_Problem requirements_.
Count the lines in the records below that contain the string "type" and give only that number. Match case exactly.

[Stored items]
◇ ◇ ◇ ◇ ◇

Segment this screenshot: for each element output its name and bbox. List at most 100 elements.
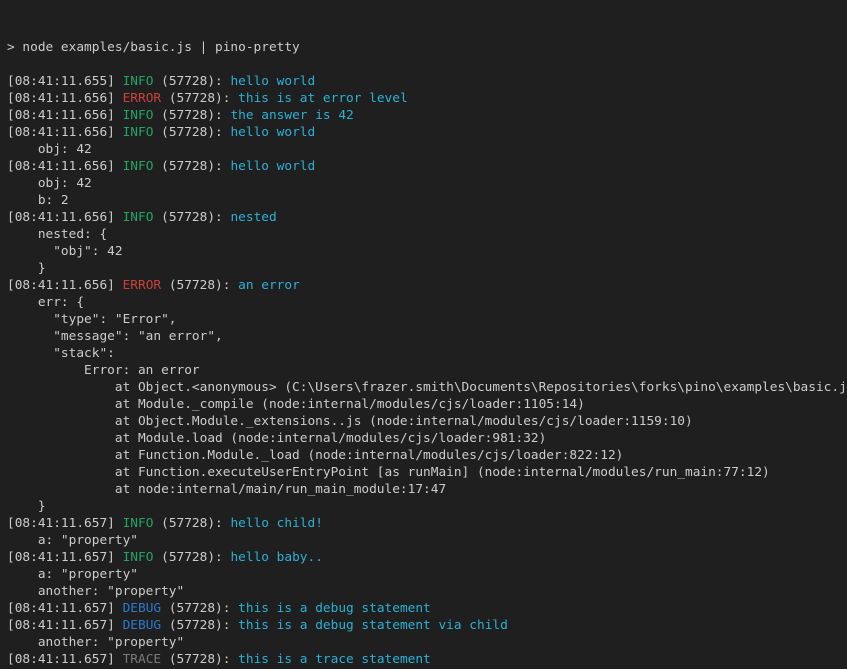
log-text: a: "property" [7,533,138,548]
log-line: [08:41:11.657] DEBUG (57728): this is a … [7,600,847,617]
stack-line: at Object.Module._extensions..js (node:i… [7,413,847,430]
stack-line: at Object.<anonymous> (C:\Users\frazer.s… [7,379,847,396]
log-text: [08:41:11.657] [7,652,123,667]
property-line: another: "property" [7,634,847,651]
log-message: hello world [230,159,315,174]
stack-line: at Function.Module._load (node:internal/… [7,447,847,464]
log-text: (57728): [161,91,238,106]
log-text: a: "property" [7,567,138,582]
property-line: obj: 42 [7,175,847,192]
property-line: a: "property" [7,566,847,583]
terminal-output: > node examples/basic.js | pino-pretty [… [7,39,847,669]
log-line: [08:41:11.656] INFO (57728): nested [7,209,847,226]
stack-line: at Module.load (node:internal/modules/cj… [7,430,847,447]
log-text: (57728): [153,108,230,123]
log-text: err: { [7,295,84,310]
log-message: this is at error level [238,91,408,106]
log-text: (57728): [153,516,230,531]
log-text: b: 2 [7,193,69,208]
log-text: [08:41:11.657] [7,550,123,565]
log-text: [08:41:11.657] [7,618,123,633]
property-line: a: "property" [7,532,847,549]
log-text: > node examples/basic.js | pino-pretty [7,40,300,55]
log-message: this is a debug statement via child [238,618,508,633]
log-text: (57728): [161,278,238,293]
property-line: b: 2 [7,192,847,209]
log-text: obj: 42 [7,142,92,157]
log-text: obj: 42 [7,176,92,191]
log-text: at node:internal/main/run_main_module:17… [7,482,446,497]
log-line: [08:41:11.657] TRACE (57728): this is a … [7,651,847,668]
log-line: [08:41:11.656] ERROR (57728): an error [7,277,847,294]
log-message: hello world [230,125,315,140]
log-text: at Function.executeUserEntryPoint [as ru… [7,465,770,480]
log-level-error: ERROR [123,278,162,293]
log-level-info: INFO [123,550,154,565]
log-level-info: INFO [123,159,154,174]
log-line: [08:41:11.656] INFO (57728): hello world [7,124,847,141]
log-text: "obj": 42 [7,244,123,259]
log-text: at Module._compile (node:internal/module… [7,397,585,412]
log-text: (57728): [153,210,230,225]
property-line: "type": "Error", [7,311,847,328]
log-text: [08:41:11.655] [7,74,123,89]
log-text: [08:41:11.656] [7,278,123,293]
stack-line: at node:internal/main/run_main_module:17… [7,481,847,498]
log-line: [08:41:11.656] ERROR (57728): this is at… [7,90,847,107]
log-message: this is a debug statement [238,601,431,616]
log-text: } [7,499,46,514]
log-line: [08:41:11.657] INFO (57728): hello child… [7,515,847,532]
log-level-trace: TRACE [123,652,162,667]
log-message: the answer is 42 [230,108,353,123]
log-text: (57728): [153,125,230,140]
log-text: another: "property" [7,584,184,599]
log-level-info: INFO [123,125,154,140]
log-level-debug: DEBUG [123,601,162,616]
log-line: [08:41:11.657] DEBUG (57728): this is a … [7,617,847,634]
log-level-info: INFO [123,516,154,531]
log-message: hello child! [230,516,322,531]
log-line: [08:41:11.655] INFO (57728): hello world [7,73,847,90]
log-message: hello baby.. [230,550,322,565]
log-text: [08:41:11.656] [7,125,123,140]
log-level-info: INFO [123,210,154,225]
log-line: [08:41:11.656] INFO (57728): the answer … [7,107,847,124]
log-text: at Module.load (node:internal/modules/cj… [7,431,546,446]
log-text: "type": "Error", [7,312,177,327]
log-level-debug: DEBUG [123,618,162,633]
log-text: (57728): [161,618,238,633]
stack-line: at Function.executeUserEntryPoint [as ru… [7,464,847,481]
log-text: at Function.Module._load (node:internal/… [7,448,623,463]
log-text: } [7,261,46,276]
command-line: > node examples/basic.js | pino-pretty [7,39,847,56]
log-text: at Object.<anonymous> (C:\Users\frazer.s… [7,380,847,395]
stack-line: at Module._compile (node:internal/module… [7,396,847,413]
property-line: obj: 42 [7,141,847,158]
property-line: err: { [7,294,847,311]
log-text: [08:41:11.656] [7,210,123,225]
log-text: [08:41:11.656] [7,108,123,123]
property-line: another: "property" [7,583,847,600]
log-text: nested: { [7,227,107,242]
terminal: > node examples/basic.js | pino-pretty [… [0,0,847,669]
log-text: [08:41:11.657] [7,516,123,531]
log-message: an error [238,278,300,293]
log-text: (57728): [153,74,230,89]
log-line: [08:41:11.657] INFO (57728): hello baby.… [7,549,847,566]
log-text: "message": "an error", [7,329,223,344]
log-text: "stack": [7,346,115,361]
log-line: [08:41:11.656] INFO (57728): hello world [7,158,847,175]
property-line: } [7,498,847,515]
stack-line: Error: an error [7,362,847,379]
log-level-error: ERROR [123,91,162,106]
log-text: (57728): [161,601,238,616]
log-text: Error: an error [7,363,200,378]
log-text: (57728): [153,550,230,565]
property-line: "message": "an error", [7,328,847,345]
log-text: [08:41:11.656] [7,159,123,174]
blank-line [7,56,847,73]
log-text: at Object.Module._extensions..js (node:i… [7,414,693,429]
log-level-info: INFO [123,108,154,123]
property-line: nested: { [7,226,847,243]
property-line: "obj": 42 [7,243,847,260]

◇ ◇ ◇ ◇ ◇

_Written answer_.
2